Report the count of lines where the string "gente" appears, and nothing else.
──────── PROVIDED INFORMATION ────────
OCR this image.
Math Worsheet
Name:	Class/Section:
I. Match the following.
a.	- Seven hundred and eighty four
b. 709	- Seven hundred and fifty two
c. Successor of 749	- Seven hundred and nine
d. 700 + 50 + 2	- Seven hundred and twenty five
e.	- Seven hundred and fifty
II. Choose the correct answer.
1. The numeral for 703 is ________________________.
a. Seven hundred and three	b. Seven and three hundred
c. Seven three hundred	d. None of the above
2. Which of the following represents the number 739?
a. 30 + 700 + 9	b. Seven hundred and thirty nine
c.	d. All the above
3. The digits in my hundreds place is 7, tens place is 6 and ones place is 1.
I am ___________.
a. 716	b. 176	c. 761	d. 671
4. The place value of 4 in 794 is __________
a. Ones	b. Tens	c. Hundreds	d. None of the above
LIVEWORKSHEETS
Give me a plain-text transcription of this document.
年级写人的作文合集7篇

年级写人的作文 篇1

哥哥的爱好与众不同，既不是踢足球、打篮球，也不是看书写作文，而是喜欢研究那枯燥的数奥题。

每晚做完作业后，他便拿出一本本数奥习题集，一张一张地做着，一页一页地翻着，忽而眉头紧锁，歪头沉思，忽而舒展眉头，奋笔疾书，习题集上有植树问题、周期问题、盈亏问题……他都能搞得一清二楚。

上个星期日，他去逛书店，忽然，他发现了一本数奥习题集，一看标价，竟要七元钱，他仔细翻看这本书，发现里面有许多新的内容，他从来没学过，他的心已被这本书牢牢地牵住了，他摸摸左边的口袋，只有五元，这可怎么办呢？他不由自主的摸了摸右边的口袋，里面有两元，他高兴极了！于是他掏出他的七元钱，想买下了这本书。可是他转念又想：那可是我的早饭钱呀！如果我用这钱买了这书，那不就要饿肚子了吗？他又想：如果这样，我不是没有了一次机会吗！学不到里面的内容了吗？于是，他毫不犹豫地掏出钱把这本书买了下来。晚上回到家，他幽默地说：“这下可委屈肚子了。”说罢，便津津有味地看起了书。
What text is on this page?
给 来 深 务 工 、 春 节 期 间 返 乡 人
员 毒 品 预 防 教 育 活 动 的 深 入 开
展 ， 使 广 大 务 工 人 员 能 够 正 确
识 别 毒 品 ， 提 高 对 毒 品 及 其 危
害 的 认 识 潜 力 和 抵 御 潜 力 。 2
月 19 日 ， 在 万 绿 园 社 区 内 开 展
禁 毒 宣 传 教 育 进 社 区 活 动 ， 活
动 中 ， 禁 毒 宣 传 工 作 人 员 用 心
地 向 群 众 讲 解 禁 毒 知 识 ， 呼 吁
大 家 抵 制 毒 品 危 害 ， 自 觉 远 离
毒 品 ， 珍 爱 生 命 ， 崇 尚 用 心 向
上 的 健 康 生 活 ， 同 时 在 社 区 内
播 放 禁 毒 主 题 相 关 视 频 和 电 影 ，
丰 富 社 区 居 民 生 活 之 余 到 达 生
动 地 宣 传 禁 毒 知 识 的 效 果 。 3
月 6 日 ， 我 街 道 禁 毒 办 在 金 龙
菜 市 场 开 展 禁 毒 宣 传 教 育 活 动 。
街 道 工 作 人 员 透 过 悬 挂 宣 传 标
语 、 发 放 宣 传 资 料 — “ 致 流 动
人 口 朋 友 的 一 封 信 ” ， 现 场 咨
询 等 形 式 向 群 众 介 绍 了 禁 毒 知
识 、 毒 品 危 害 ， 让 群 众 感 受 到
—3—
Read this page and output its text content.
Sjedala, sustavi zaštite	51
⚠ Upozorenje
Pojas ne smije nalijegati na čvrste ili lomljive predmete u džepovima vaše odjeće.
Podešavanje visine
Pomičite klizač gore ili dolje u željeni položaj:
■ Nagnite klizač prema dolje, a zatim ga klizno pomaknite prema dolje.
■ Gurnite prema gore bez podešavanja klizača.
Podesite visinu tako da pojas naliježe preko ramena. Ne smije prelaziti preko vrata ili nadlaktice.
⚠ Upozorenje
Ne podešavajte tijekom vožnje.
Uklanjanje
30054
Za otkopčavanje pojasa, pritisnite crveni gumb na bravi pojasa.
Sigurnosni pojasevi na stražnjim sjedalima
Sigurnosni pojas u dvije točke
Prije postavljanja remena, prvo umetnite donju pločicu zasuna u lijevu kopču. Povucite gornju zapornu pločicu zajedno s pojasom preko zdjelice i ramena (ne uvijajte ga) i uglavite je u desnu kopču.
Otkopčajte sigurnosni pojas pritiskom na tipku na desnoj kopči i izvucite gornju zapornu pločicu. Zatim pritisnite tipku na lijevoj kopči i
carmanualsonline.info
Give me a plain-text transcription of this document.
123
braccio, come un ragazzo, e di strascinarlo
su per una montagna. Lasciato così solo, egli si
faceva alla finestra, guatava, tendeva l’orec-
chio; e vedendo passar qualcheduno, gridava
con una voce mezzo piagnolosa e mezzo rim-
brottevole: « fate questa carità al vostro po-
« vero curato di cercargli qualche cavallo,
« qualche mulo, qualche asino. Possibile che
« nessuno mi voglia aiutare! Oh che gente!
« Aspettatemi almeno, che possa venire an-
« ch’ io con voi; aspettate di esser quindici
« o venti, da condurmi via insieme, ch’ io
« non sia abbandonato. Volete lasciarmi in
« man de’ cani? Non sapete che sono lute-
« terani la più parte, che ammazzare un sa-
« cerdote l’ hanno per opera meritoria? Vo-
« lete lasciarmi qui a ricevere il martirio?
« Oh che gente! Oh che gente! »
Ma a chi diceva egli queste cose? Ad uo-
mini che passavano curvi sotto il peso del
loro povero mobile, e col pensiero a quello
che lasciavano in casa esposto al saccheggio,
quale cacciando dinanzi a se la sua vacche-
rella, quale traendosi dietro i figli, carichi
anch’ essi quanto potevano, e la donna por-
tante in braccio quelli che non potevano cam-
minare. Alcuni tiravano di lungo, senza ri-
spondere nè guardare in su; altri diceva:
────────
[TASK ANSWER]
2